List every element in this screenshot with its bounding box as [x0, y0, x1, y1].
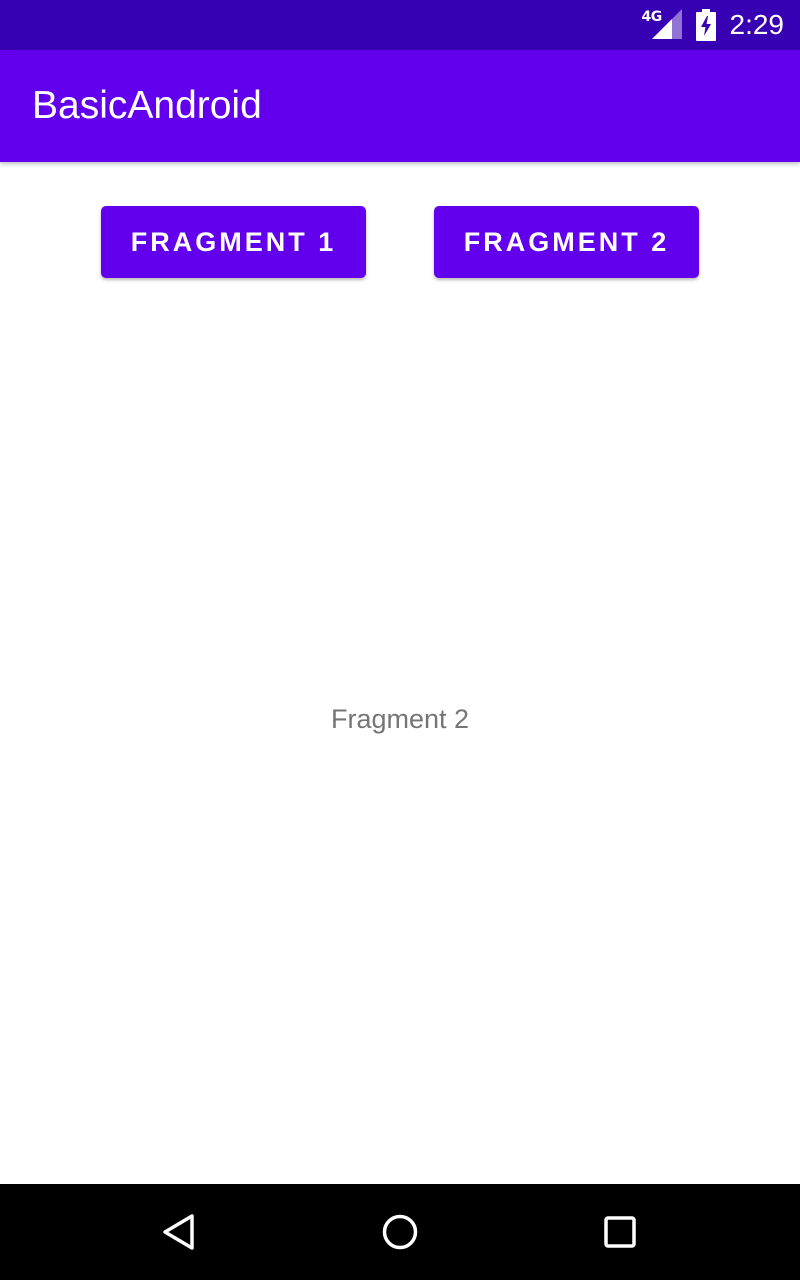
home-icon	[382, 1214, 418, 1250]
app-title: BasicAndroid	[32, 84, 262, 127]
fragment-1-button[interactable]: FRAGMENT 1	[101, 206, 366, 278]
back-button[interactable]	[132, 1184, 228, 1280]
fragment-content-text: Fragment 2	[330, 704, 470, 734]
app-bar: BasicAndroid	[0, 50, 800, 162]
recents-button[interactable]	[572, 1184, 668, 1280]
signal-icon	[651, 9, 682, 39]
home-button[interactable]	[352, 1184, 448, 1280]
back-icon	[163, 1214, 194, 1250]
battery-charging-icon	[695, 9, 716, 41]
status-bar: 4G 2:29	[0, 0, 800, 50]
battery-indicator	[695, 9, 716, 41]
navigation-bar	[0, 1184, 800, 1280]
recents-icon	[604, 1216, 636, 1248]
signal-indicator: 4G	[642, 9, 682, 41]
status-time: 2:29	[729, 9, 785, 40]
screen: 4G 2:29 BasicAndroid FRAGMENT 1 FRAGMENT…	[0, 0, 800, 1280]
fragment-2-button[interactable]: FRAGMENT 2	[434, 206, 699, 278]
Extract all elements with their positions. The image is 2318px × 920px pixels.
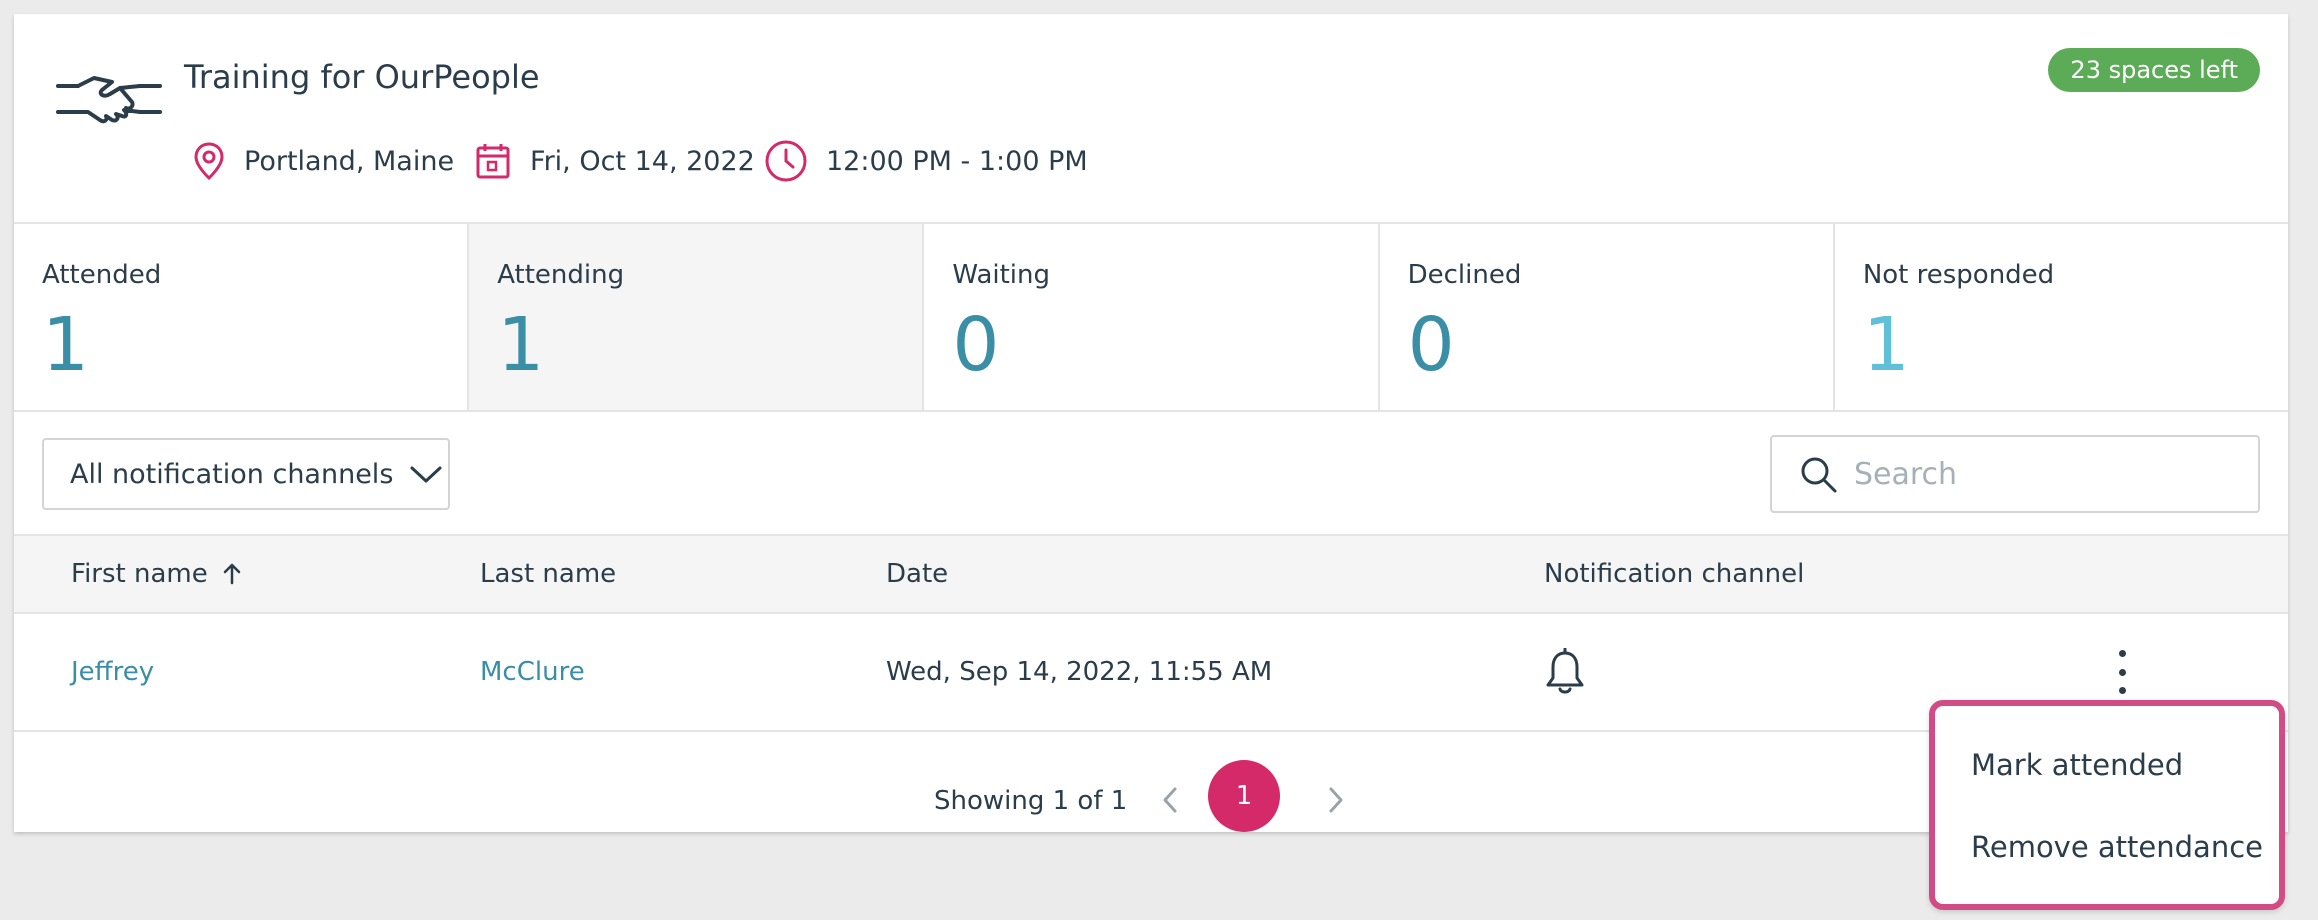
notification-channel-dropdown[interactable]: All notification channels — [42, 438, 450, 510]
search-box[interactable] — [1770, 435, 2260, 513]
chevron-right-icon[interactable] — [1326, 784, 1346, 816]
column-date[interactable]: Date — [886, 536, 948, 612]
search-icon — [1801, 457, 1837, 493]
location-pin-icon — [194, 142, 224, 181]
stat-not-responded[interactable]: Not responded 1 — [1835, 224, 2288, 410]
stat-attended[interactable]: Attended 1 — [14, 224, 470, 410]
column-notification-channel[interactable]: Notification channel — [1544, 536, 1804, 612]
column-label: Date — [886, 559, 949, 589]
stat-value: 0 — [1407, 302, 1455, 388]
time-text: 12:00 PM - 1:00 PM — [826, 145, 1088, 177]
event-location: Portland, Maine — [192, 136, 454, 186]
stat-declined[interactable]: Declined 0 — [1380, 224, 1835, 410]
spaces-left-badge: 23 spaces left — [2048, 48, 2260, 92]
date-cell: Wed, Sep 14, 2022, 11:55 AM — [886, 657, 1273, 687]
event-title: Training for OurPeople — [184, 58, 540, 96]
last-name-link[interactable]: McClure — [480, 614, 585, 730]
menu-item-mark-attended[interactable]: Mark attended — [1971, 748, 2183, 782]
stat-label: Attending — [497, 260, 625, 290]
stat-attending[interactable]: Attending 1 — [469, 224, 925, 410]
notification-channel-cell — [1544, 614, 1586, 730]
stat-value: 1 — [42, 302, 90, 388]
stat-waiting[interactable]: Waiting 0 — [924, 224, 1380, 410]
page-button-current[interactable]: 1 — [1208, 760, 1280, 832]
column-label: First name — [71, 559, 208, 589]
column-first-name[interactable]: First name — [71, 536, 244, 612]
dropdown-label: All notification channels — [70, 458, 394, 490]
stat-value: 1 — [1862, 302, 1910, 388]
date-text: Fri, Oct 14, 2022 — [530, 145, 755, 177]
table-header: First name Last name Date Notification c… — [14, 534, 2288, 614]
search-input[interactable] — [1854, 456, 2234, 492]
stat-label: Declined — [1407, 260, 1522, 290]
showing-text: Showing 1 of 1 — [934, 786, 1128, 816]
row-actions-kebab-icon[interactable] — [2112, 650, 2132, 694]
attendance-stats: Attended 1 Attending 1 Waiting 0 Decline… — [14, 222, 2288, 412]
menu-item-remove-attendance[interactable]: Remove attendance — [1971, 830, 2263, 864]
column-label: Last name — [480, 559, 617, 589]
bell-icon — [1546, 648, 1584, 694]
event-time: 12:00 PM - 1:00 PM — [764, 136, 1088, 186]
chevron-left-icon[interactable] — [1160, 784, 1180, 816]
stat-label: Not responded — [1862, 260, 2055, 290]
stat-value: 0 — [952, 302, 1000, 388]
event-date: Fri, Oct 14, 2022 — [474, 136, 755, 186]
handshake-icon — [56, 76, 162, 124]
stat-value: 1 — [497, 302, 545, 388]
sort-ascending-icon — [223, 563, 240, 585]
chevron-down-icon — [410, 466, 442, 483]
clock-icon — [765, 140, 807, 182]
location-text: Portland, Maine — [244, 145, 455, 177]
stat-label: Waiting — [952, 260, 1051, 290]
first-name-link[interactable]: Jeffrey — [71, 614, 154, 730]
stat-label: Attended — [42, 260, 162, 290]
pagination-summary: Showing 1 of 1 — [934, 766, 1127, 836]
row-actions-menu: Mark attended Remove attendance — [1929, 700, 2285, 910]
column-last-name[interactable]: Last name — [480, 536, 616, 612]
calendar-icon — [476, 144, 510, 179]
column-label: Notification channel — [1544, 559, 1805, 589]
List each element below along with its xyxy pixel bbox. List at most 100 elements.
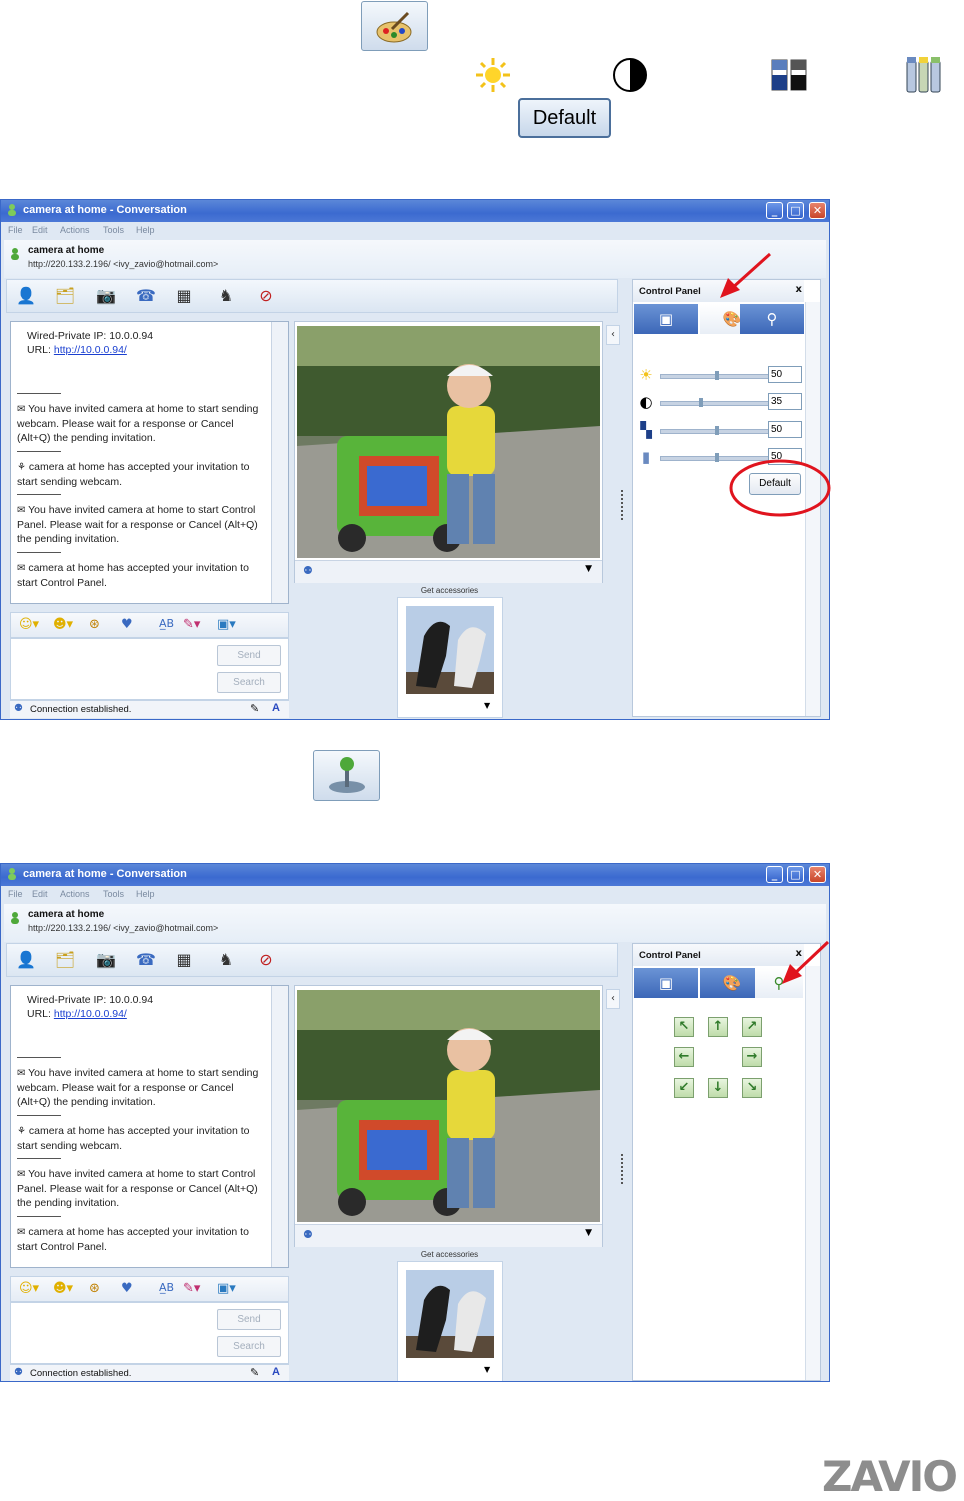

**Task brief:**
Copy every line of the records above verbatim, in their original order, but leave out the pictures.

**Answer to the exercise:**
List every element in this screenshot with its bounding box as [x0, y0, x1, y1].
home-icon	[382, 1214, 418, 1250]
app-title: BasicAndroid	[32, 84, 262, 127]
fragment-1-button[interactable]: FRAGMENT 1	[101, 206, 366, 278]
back-button[interactable]	[132, 1184, 228, 1280]
fragment-content-text: Fragment 2	[330, 704, 470, 734]
app-bar: BasicAndroid	[0, 50, 800, 162]
recents-button[interactable]	[572, 1184, 668, 1280]
signal-icon	[651, 9, 682, 39]
home-button[interactable]	[352, 1184, 448, 1280]
back-icon	[163, 1214, 194, 1250]
battery-charging-icon	[695, 9, 716, 41]
status-bar: 4G 2:29	[0, 0, 800, 50]
battery-indicator	[695, 9, 716, 41]
navigation-bar	[0, 1184, 800, 1280]
recents-icon	[604, 1216, 636, 1248]
signal-indicator: 4G	[642, 9, 682, 41]
status-time: 2:29	[729, 9, 785, 40]
screen: 4G 2:29 BasicAndroid FRAGMENT 1 FRAGMENT…	[0, 0, 800, 1280]
fragment-2-button[interactable]: FRAGMENT 2	[434, 206, 699, 278]
Extract all elements with their positions. The image is 2318px × 920px pixels.
notification-channel-dropdown[interactable]: All notification channels — [42, 438, 450, 510]
search-box[interactable] — [1770, 435, 2260, 513]
chevron-right-icon[interactable] — [1326, 784, 1346, 816]
column-date[interactable]: Date — [886, 536, 948, 612]
search-icon — [1801, 457, 1837, 493]
location-pin-icon — [194, 142, 224, 181]
stat-not-responded[interactable]: Not responded 1 — [1835, 224, 2288, 410]
stat-attended[interactable]: Attended 1 — [14, 224, 470, 410]
column-notification-channel[interactable]: Notification channel — [1544, 536, 1804, 612]
column-label: Date — [886, 559, 949, 589]
stat-value: 0 — [1407, 302, 1455, 388]
time-text: 12:00 PM - 1:00 PM — [826, 145, 1088, 177]
event-location: Portland, Maine — [192, 136, 454, 186]
stat-declined[interactable]: Declined 0 — [1380, 224, 1835, 410]
spaces-left-badge: 23 spaces left — [2048, 48, 2260, 92]
date-cell: Wed, Sep 14, 2022, 11:55 AM — [886, 657, 1273, 687]
event-title: Training for OurPeople — [184, 58, 540, 96]
last-name-link[interactable]: McClure — [480, 614, 585, 730]
menu-item-mark-attended[interactable]: Mark attended — [1971, 748, 2183, 782]
stat-label: Attending — [497, 260, 625, 290]
stat-attending[interactable]: Attending 1 — [469, 224, 925, 410]
notification-channel-cell — [1544, 614, 1586, 730]
stat-value: 1 — [42, 302, 90, 388]
stat-waiting[interactable]: Waiting 0 — [924, 224, 1380, 410]
page-button-current[interactable]: 1 — [1208, 760, 1280, 832]
column-label: First name — [71, 559, 208, 589]
column-first-name[interactable]: First name — [71, 536, 244, 612]
dropdown-label: All notification channels — [70, 458, 394, 490]
stat-value: 1 — [1862, 302, 1910, 388]
date-text: Fri, Oct 14, 2022 — [530, 145, 755, 177]
table-header: First name Last name Date Notification c… — [14, 534, 2288, 614]
search-input[interactable] — [1854, 456, 2234, 492]
stat-label: Declined — [1407, 260, 1522, 290]
showing-text: Showing 1 of 1 — [934, 786, 1128, 816]
row-actions-kebab-icon[interactable] — [2112, 650, 2132, 694]
attendance-stats: Attended 1 Attending 1 Waiting 0 Decline… — [14, 222, 2288, 412]
menu-item-remove-attendance[interactable]: Remove attendance — [1971, 830, 2263, 864]
column-label: Last name — [480, 559, 617, 589]
bell-icon — [1546, 648, 1584, 694]
event-time: 12:00 PM - 1:00 PM — [764, 136, 1088, 186]
chevron-left-icon[interactable] — [1160, 784, 1180, 816]
stat-label: Not responded — [1862, 260, 2055, 290]
stat-value: 0 — [952, 302, 1000, 388]
event-date: Fri, Oct 14, 2022 — [474, 136, 755, 186]
handshake-icon — [56, 76, 162, 124]
stat-value: 1 — [497, 302, 545, 388]
sort-ascending-icon — [223, 563, 240, 585]
chevron-down-icon — [410, 466, 442, 483]
clock-icon — [765, 140, 807, 182]
location-text: Portland, Maine — [244, 145, 455, 177]
stat-label: Waiting — [952, 260, 1051, 290]
first-name-link[interactable]: Jeffrey — [71, 614, 154, 730]
stat-label: Attended — [42, 260, 162, 290]
pagination-summary: Showing 1 of 1 — [934, 766, 1127, 836]
row-actions-menu: Mark attended Remove attendance — [1929, 700, 2285, 910]
column-last-name[interactable]: Last name — [480, 536, 616, 612]
calendar-icon — [476, 144, 510, 179]
column-label: Notification channel — [1544, 559, 1805, 589]
List each element below along with its xyxy pixel bbox. List at most 100 elements.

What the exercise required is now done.